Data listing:

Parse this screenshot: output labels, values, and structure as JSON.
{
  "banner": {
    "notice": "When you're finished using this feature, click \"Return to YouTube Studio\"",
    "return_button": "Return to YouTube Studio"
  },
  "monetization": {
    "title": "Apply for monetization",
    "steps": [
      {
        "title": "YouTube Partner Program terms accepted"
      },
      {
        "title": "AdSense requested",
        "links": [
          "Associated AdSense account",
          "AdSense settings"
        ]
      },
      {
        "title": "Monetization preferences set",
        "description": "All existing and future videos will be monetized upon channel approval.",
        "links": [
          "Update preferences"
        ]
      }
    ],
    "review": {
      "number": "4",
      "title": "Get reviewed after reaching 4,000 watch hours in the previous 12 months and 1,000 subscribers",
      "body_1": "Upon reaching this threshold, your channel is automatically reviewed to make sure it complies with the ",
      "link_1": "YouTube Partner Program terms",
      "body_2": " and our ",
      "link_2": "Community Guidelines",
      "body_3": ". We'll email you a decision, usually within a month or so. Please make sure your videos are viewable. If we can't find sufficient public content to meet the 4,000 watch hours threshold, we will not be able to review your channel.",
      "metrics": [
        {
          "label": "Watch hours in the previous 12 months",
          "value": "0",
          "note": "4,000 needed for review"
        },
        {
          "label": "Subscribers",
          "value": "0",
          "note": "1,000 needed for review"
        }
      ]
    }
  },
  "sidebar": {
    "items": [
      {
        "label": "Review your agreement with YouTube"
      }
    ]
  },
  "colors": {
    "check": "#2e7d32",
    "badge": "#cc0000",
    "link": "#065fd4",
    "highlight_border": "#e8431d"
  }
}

● Stated problem
Please set down each line of the records exactly as given.

● Response to the task
Parse this screenshot: output labels, values, and structure as JSON.
{
  "banner": {
    "notice": "When you're finished using this feature, click \"Return to YouTube Studio\"",
    "return_button": "Return to YouTube Studio"
  },
  "monetization": {
    "title": "Apply for monetization",
    "steps": [
      {
        "title": "YouTube Partner Program terms accepted"
      },
      {
        "title": "AdSense requested",
        "links": [
          "Associated AdSense account",
          "AdSense settings"
        ]
      },
      {
        "title": "Monetization preferences set",
        "description": "All existing and future videos will be monetized upon channel approval.",
        "links": [
          "Update preferences"
        ]
      }
    ],
    "review": {
      "number": "4",
      "title": "Get reviewed after reaching 4,000 watch hours in the previous 12 months and 1,000 subscribers",
      "body_1": "Upon reaching this threshold, your channel is automatically reviewed to make sure it complies with the ",
      "link_1": "YouTube Partner Program terms",
      "body_2": " and our ",
      "link_2": "Community Guidelines",
      "body_3": ". We'll email you a decision, usually within a month or so. Please make sure your videos are viewable. If we can't find sufficient public content to meet the 4,000 watch hours threshold, we will not be able to review your channel.",
      "metrics": [
        {
          "label": "Watch hours in the previous 12 months",
          "value": "0",
          "note": "4,000 needed for review"
        },
        {
          "label": "Subscribers",
          "value": "0",
          "note": "1,000 needed for review"
        }
      ]
    }
  },
  "sidebar": {
    "items": [
      {
        "label": "Review your agreement with YouTube"
      }
    ]
  },
  "colors": {
    "check": "#2e7d32",
    "badge": "#cc0000",
    "link": "#065fd4",
    "highlight_border": "#e8431d"
  }
}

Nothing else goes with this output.